Objective: Set down the material below word for word, excluding the pictures.

Provided data:

[start]

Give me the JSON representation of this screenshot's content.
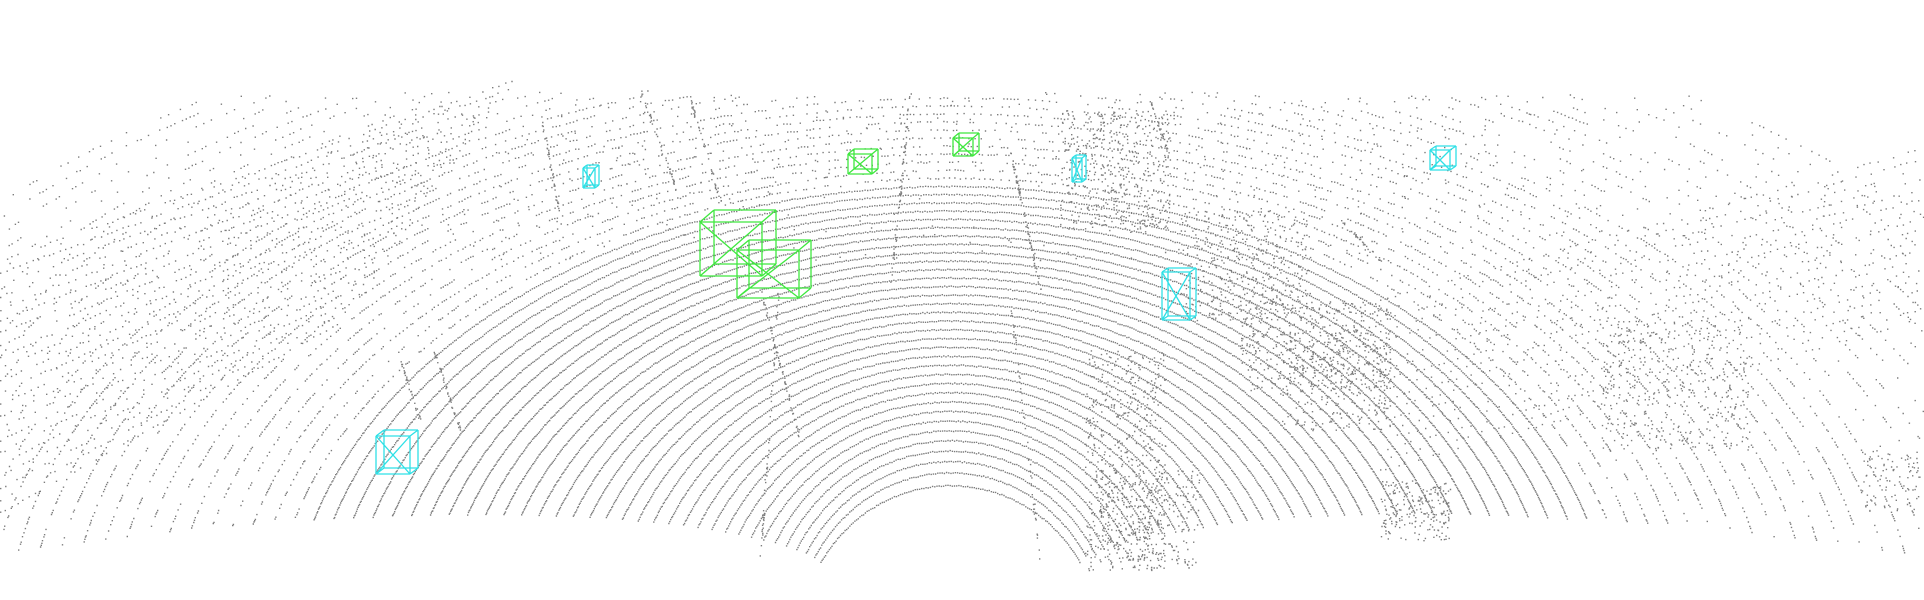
{
  "scene": {
    "background": "#ffffff",
    "point_color": "#7c7c7c",
    "object_classes": [
      {
        "class_id": "vehicle",
        "box_color": "#3fe83f"
      },
      {
        "class_id": "pedestrian",
        "box_color": "#2fe0e6"
      }
    ],
    "objects": [
      {
        "id": "car-1",
        "class": "vehicle"
      },
      {
        "id": "car-2",
        "class": "vehicle"
      },
      {
        "id": "car-3",
        "class": "vehicle"
      },
      {
        "id": "car-4",
        "class": "vehicle"
      },
      {
        "id": "ped-1",
        "class": "pedestrian"
      },
      {
        "id": "ped-2",
        "class": "pedestrian"
      },
      {
        "id": "ped-3",
        "class": "pedestrian"
      },
      {
        "id": "ped-4",
        "class": "pedestrian"
      },
      {
        "id": "ped-5",
        "class": "pedestrian"
      }
    ]
  }
}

[end]

Task output:
Give me the JSON representation of this screenshot's content.
{
  "scene": {
    "background": "#ffffff",
    "point_color": "#7c7c7c",
    "object_classes": [
      {
        "class_id": "vehicle",
        "box_color": "#3fe83f"
      },
      {
        "class_id": "pedestrian",
        "box_color": "#2fe0e6"
      }
    ],
    "objects": [
      {
        "id": "car-1",
        "class": "vehicle"
      },
      {
        "id": "car-2",
        "class": "vehicle"
      },
      {
        "id": "car-3",
        "class": "vehicle"
      },
      {
        "id": "car-4",
        "class": "vehicle"
      },
      {
        "id": "ped-1",
        "class": "pedestrian"
      },
      {
        "id": "ped-2",
        "class": "pedestrian"
      },
      {
        "id": "ped-3",
        "class": "pedestrian"
      },
      {
        "id": "ped-4",
        "class": "pedestrian"
      },
      {
        "id": "ped-5",
        "class": "pedestrian"
      }
    ]
  }
}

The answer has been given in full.